======== Information supplied

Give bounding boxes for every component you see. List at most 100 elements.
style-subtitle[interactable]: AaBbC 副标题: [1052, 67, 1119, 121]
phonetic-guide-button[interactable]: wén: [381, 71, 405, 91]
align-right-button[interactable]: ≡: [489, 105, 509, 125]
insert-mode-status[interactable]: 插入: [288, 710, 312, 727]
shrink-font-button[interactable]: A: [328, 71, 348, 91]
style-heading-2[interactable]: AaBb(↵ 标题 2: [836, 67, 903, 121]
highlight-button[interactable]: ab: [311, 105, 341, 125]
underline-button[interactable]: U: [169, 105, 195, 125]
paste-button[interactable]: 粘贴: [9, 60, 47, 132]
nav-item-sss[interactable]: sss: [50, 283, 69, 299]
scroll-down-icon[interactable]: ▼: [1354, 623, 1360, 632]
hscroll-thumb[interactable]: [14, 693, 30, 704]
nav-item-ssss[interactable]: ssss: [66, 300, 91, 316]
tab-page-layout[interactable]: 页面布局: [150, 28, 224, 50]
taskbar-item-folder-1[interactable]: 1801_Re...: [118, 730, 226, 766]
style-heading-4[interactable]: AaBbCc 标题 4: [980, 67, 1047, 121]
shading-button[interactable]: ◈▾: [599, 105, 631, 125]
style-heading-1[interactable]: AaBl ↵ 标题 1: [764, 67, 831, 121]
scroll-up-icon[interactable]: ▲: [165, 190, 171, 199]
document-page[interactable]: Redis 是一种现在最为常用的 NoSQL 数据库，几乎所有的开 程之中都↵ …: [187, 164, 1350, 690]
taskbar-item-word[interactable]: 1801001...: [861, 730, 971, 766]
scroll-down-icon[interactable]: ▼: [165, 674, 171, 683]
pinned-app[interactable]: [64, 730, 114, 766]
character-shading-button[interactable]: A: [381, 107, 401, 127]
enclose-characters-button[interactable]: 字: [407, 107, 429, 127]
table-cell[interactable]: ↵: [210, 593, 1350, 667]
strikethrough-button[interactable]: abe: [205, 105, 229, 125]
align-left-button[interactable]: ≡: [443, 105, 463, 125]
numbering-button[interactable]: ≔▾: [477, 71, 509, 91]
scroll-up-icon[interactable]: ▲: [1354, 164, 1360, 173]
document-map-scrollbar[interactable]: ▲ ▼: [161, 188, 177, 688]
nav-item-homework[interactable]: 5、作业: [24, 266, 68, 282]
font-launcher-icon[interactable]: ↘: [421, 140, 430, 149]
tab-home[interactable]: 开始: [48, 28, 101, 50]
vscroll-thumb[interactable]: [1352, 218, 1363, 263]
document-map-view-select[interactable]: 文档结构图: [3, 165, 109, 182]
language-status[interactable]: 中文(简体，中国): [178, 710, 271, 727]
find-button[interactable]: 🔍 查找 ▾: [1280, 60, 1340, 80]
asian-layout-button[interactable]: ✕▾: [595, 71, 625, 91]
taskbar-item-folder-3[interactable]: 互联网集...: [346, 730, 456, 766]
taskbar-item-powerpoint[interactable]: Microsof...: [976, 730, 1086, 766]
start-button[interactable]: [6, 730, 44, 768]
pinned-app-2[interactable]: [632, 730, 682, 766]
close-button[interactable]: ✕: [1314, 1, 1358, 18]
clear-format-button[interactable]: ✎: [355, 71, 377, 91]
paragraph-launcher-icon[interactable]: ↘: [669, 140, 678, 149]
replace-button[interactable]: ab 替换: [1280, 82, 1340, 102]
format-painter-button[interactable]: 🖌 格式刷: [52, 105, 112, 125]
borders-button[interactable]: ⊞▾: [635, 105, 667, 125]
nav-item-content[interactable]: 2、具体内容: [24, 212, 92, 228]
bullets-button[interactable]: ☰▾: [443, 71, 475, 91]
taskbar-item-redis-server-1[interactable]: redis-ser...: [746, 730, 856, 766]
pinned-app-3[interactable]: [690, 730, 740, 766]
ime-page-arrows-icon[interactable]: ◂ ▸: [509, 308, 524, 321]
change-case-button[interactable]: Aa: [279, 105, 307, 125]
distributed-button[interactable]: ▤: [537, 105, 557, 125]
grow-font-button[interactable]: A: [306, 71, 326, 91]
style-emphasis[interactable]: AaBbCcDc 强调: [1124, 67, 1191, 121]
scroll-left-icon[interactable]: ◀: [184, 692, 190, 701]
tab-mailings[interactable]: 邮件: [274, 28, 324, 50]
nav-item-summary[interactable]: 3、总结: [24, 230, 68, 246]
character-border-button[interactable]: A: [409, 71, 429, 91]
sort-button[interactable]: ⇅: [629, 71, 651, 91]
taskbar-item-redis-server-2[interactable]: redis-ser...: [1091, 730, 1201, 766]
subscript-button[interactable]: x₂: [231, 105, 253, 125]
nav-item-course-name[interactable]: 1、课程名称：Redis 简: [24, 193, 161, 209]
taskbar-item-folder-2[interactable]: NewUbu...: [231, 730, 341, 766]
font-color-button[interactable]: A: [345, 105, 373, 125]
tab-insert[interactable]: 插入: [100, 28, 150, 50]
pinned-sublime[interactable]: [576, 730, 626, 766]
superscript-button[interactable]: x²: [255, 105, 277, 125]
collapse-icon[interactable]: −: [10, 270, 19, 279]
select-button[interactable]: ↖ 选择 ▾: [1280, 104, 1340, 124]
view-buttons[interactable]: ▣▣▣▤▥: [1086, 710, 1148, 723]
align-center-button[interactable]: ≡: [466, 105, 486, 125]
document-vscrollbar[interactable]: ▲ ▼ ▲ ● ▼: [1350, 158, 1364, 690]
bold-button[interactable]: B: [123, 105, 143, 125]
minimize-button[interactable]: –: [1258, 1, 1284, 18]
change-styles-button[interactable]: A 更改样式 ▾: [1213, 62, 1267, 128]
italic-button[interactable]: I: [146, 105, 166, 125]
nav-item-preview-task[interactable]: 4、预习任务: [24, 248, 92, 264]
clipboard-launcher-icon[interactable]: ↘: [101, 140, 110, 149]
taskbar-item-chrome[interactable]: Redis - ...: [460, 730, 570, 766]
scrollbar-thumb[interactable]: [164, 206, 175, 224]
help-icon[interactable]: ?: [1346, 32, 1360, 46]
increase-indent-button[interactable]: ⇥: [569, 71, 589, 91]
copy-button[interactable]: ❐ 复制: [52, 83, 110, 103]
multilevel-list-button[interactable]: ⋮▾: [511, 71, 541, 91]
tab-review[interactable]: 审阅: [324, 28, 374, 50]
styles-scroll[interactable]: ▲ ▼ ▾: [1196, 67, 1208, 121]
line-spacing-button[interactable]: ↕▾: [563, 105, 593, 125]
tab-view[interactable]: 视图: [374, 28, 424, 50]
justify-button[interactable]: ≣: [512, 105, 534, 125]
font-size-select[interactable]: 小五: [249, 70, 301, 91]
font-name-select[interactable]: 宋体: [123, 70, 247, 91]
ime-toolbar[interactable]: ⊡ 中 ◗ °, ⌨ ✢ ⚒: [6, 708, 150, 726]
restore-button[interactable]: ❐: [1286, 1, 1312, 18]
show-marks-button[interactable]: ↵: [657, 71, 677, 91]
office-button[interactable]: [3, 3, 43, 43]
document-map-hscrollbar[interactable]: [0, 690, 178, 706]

================

→ **Work to complete**:
Reproduce the records above with every occurrence of "scroll-down-icon" changed to "scroll-down-arrow" and everything else unchanged.

→ **Task result**:
Give bounding boxes for every component you see. List at most 100 elements.
style-subtitle[interactable]: AaBbC 副标题: [1052, 67, 1119, 121]
phonetic-guide-button[interactable]: wén: [381, 71, 405, 91]
align-right-button[interactable]: ≡: [489, 105, 509, 125]
insert-mode-status[interactable]: 插入: [288, 710, 312, 727]
shrink-font-button[interactable]: A: [328, 71, 348, 91]
style-heading-2[interactable]: AaBb(↵ 标题 2: [836, 67, 903, 121]
highlight-button[interactable]: ab: [311, 105, 341, 125]
underline-button[interactable]: U: [169, 105, 195, 125]
paste-button[interactable]: 粘贴: [9, 60, 47, 132]
nav-item-sss[interactable]: sss: [50, 283, 69, 299]
scroll-down-arrow[interactable]: ▼: [1354, 623, 1360, 632]
hscroll-thumb[interactable]: [14, 693, 30, 704]
nav-item-ssss[interactable]: ssss: [66, 300, 91, 316]
tab-page-layout[interactable]: 页面布局: [150, 28, 224, 50]
taskbar-item-folder-1[interactable]: 1801_Re...: [118, 730, 226, 766]
style-heading-4[interactable]: AaBbCc 标题 4: [980, 67, 1047, 121]
shading-button[interactable]: ◈▾: [599, 105, 631, 125]
style-heading-1[interactable]: AaBl ↵ 标题 1: [764, 67, 831, 121]
scroll-up-icon[interactable]: ▲: [165, 190, 171, 199]
document-page[interactable]: Redis 是一种现在最为常用的 NoSQL 数据库，几乎所有的开 程之中都↵ …: [187, 164, 1350, 690]
taskbar-item-word[interactable]: 1801001...: [861, 730, 971, 766]
scroll-down-arrow[interactable]: ▼: [165, 674, 171, 683]
pinned-app[interactable]: [64, 730, 114, 766]
character-shading-button[interactable]: A: [381, 107, 401, 127]
enclose-characters-button[interactable]: 字: [407, 107, 429, 127]
table-cell[interactable]: ↵: [210, 593, 1350, 667]
strikethrough-button[interactable]: abe: [205, 105, 229, 125]
align-left-button[interactable]: ≡: [443, 105, 463, 125]
numbering-button[interactable]: ≔▾: [477, 71, 509, 91]
scroll-up-icon[interactable]: ▲: [1354, 164, 1360, 173]
document-map-scrollbar[interactable]: ▲ ▼: [161, 188, 177, 688]
nav-item-homework[interactable]: 5、作业: [24, 266, 68, 282]
font-launcher-icon[interactable]: ↘: [421, 140, 430, 149]
tab-home[interactable]: 开始: [48, 28, 101, 50]
vscroll-thumb[interactable]: [1352, 218, 1363, 263]
document-map-view-select[interactable]: 文档结构图: [3, 165, 109, 182]
language-status[interactable]: 中文(简体，中国): [178, 710, 271, 727]
find-button[interactable]: 🔍 查找 ▾: [1280, 60, 1340, 80]
asian-layout-button[interactable]: ✕▾: [595, 71, 625, 91]
taskbar-item-folder-3[interactable]: 互联网集...: [346, 730, 456, 766]
taskbar-item-powerpoint[interactable]: Microsof...: [976, 730, 1086, 766]
start-button[interactable]: [6, 730, 44, 768]
pinned-app-2[interactable]: [632, 730, 682, 766]
close-button[interactable]: ✕: [1314, 1, 1358, 18]
clear-format-button[interactable]: ✎: [355, 71, 377, 91]
paragraph-launcher-icon[interactable]: ↘: [669, 140, 678, 149]
replace-button[interactable]: ab 替换: [1280, 82, 1340, 102]
format-painter-button[interactable]: 🖌 格式刷: [52, 105, 112, 125]
borders-button[interactable]: ⊞▾: [635, 105, 667, 125]
nav-item-content[interactable]: 2、具体内容: [24, 212, 92, 228]
bullets-button[interactable]: ☰▾: [443, 71, 475, 91]
taskbar-item-redis-server-1[interactable]: redis-ser...: [746, 730, 856, 766]
pinned-app-3[interactable]: [690, 730, 740, 766]
ime-page-arrows-icon[interactable]: ◂ ▸: [509, 308, 524, 321]
change-case-button[interactable]: Aa: [279, 105, 307, 125]
distributed-button[interactable]: ▤: [537, 105, 557, 125]
grow-font-button[interactable]: A: [306, 71, 326, 91]
style-emphasis[interactable]: AaBbCcDc 强调: [1124, 67, 1191, 121]
scroll-left-icon[interactable]: ◀: [184, 692, 190, 701]
tab-mailings[interactable]: 邮件: [274, 28, 324, 50]
nav-item-summary[interactable]: 3、总结: [24, 230, 68, 246]
character-border-button[interactable]: A: [409, 71, 429, 91]
sort-button[interactable]: ⇅: [629, 71, 651, 91]
taskbar-item-redis-server-2[interactable]: redis-ser...: [1091, 730, 1201, 766]
subscript-button[interactable]: x₂: [231, 105, 253, 125]
nav-item-course-name[interactable]: 1、课程名称：Redis 简: [24, 193, 161, 209]
taskbar-item-folder-2[interactable]: NewUbu...: [231, 730, 341, 766]
font-color-button[interactable]: A: [345, 105, 373, 125]
tab-insert[interactable]: 插入: [100, 28, 150, 50]
pinned-sublime[interactable]: [576, 730, 626, 766]
superscript-button[interactable]: x²: [255, 105, 277, 125]
collapse-icon[interactable]: −: [10, 270, 19, 279]
select-button[interactable]: ↖ 选择 ▾: [1280, 104, 1340, 124]
view-buttons[interactable]: ▣▣▣▤▥: [1086, 710, 1148, 723]
align-center-button[interactable]: ≡: [466, 105, 486, 125]
document-vscrollbar[interactable]: ▲ ▼ ▲ ● ▼: [1350, 158, 1364, 690]
bold-button[interactable]: B: [123, 105, 143, 125]
minimize-button[interactable]: –: [1258, 1, 1284, 18]
change-styles-button[interactable]: A 更改样式 ▾: [1213, 62, 1267, 128]
italic-button[interactable]: I: [146, 105, 166, 125]
nav-item-preview-task[interactable]: 4、预习任务: [24, 248, 92, 264]
clipboard-launcher-icon[interactable]: ↘: [101, 140, 110, 149]
taskbar-item-chrome[interactable]: Redis - ...: [460, 730, 570, 766]
scrollbar-thumb[interactable]: [164, 206, 175, 224]
help-icon[interactable]: ?: [1346, 32, 1360, 46]
increase-indent-button[interactable]: ⇥: [569, 71, 589, 91]
copy-button[interactable]: ❐ 复制: [52, 83, 110, 103]
multilevel-list-button[interactable]: ⋮▾: [511, 71, 541, 91]
tab-review[interactable]: 审阅: [324, 28, 374, 50]
styles-scroll[interactable]: ▲ ▼ ▾: [1196, 67, 1208, 121]
line-spacing-button[interactable]: ↕▾: [563, 105, 593, 125]
tab-view[interactable]: 视图: [374, 28, 424, 50]
justify-button[interactable]: ≣: [512, 105, 534, 125]
font-size-select[interactable]: 小五: [249, 70, 301, 91]
font-name-select[interactable]: 宋体: [123, 70, 247, 91]
ime-toolbar[interactable]: ⊡ 中 ◗ °, ⌨ ✢ ⚒: [6, 708, 150, 726]
restore-button[interactable]: ❐: [1286, 1, 1312, 18]
show-marks-button[interactable]: ↵: [657, 71, 677, 91]
office-button[interactable]: [3, 3, 43, 43]
document-map-hscrollbar[interactable]: [0, 690, 178, 706]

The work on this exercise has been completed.